— begin —
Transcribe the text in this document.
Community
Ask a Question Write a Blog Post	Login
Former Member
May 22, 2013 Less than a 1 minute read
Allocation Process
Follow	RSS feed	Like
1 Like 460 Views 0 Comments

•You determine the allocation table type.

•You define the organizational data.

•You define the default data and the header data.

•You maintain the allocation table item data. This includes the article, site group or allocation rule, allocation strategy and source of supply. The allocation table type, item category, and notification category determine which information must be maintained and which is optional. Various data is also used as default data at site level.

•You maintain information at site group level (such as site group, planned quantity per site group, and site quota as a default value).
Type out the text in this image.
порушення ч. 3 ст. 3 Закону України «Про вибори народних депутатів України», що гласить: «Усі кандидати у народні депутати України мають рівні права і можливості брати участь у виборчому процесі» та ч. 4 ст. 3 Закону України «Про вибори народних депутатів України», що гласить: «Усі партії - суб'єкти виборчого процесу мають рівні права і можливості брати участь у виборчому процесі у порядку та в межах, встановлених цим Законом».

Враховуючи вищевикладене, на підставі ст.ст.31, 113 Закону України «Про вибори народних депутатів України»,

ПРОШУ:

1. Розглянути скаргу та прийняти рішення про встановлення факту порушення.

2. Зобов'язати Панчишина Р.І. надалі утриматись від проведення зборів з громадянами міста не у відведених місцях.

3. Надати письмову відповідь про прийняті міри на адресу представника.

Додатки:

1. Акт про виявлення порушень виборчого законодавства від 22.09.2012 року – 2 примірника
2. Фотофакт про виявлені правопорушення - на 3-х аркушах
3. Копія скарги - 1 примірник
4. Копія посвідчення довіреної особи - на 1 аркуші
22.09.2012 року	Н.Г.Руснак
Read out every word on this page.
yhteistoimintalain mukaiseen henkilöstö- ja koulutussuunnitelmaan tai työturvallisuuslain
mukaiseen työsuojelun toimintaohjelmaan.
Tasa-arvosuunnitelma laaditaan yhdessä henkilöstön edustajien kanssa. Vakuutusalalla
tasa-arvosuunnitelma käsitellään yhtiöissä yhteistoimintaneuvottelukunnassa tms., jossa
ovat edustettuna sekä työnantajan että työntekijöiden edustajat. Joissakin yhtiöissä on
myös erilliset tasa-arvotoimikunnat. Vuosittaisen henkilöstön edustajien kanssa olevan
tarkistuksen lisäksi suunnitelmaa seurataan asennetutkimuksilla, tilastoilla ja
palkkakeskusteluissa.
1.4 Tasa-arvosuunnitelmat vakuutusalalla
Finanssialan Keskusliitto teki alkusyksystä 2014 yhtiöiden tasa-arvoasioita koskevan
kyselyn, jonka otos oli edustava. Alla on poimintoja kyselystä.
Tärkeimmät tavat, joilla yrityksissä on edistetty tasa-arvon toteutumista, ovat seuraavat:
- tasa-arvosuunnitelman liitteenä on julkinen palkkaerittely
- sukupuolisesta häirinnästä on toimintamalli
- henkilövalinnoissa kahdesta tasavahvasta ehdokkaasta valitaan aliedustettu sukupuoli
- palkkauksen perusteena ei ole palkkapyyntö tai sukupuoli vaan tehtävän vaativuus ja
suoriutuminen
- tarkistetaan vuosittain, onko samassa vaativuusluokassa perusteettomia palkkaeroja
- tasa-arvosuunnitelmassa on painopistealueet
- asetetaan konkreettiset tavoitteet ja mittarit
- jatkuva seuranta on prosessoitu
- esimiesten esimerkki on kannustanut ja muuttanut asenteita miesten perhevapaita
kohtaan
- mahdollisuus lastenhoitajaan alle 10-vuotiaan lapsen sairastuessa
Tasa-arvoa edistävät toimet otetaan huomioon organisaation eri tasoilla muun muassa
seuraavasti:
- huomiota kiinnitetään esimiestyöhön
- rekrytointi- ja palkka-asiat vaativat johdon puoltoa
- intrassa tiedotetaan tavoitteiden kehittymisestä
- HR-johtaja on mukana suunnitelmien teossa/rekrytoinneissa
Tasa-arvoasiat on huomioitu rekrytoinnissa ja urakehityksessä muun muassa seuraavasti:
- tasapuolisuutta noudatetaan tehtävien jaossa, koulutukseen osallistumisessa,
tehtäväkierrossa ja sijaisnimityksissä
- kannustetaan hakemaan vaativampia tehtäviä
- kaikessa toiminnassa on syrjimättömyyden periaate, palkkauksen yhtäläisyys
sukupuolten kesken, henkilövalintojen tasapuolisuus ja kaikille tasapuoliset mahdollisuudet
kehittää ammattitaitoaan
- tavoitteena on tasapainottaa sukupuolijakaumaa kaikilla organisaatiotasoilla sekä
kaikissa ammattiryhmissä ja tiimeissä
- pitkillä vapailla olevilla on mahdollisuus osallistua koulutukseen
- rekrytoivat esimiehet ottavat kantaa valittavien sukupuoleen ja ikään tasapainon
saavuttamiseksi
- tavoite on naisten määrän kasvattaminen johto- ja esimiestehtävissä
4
— end —
A line counts if it holds the word "yhtiöissä". How many lines of the entries count? Give the number only.

2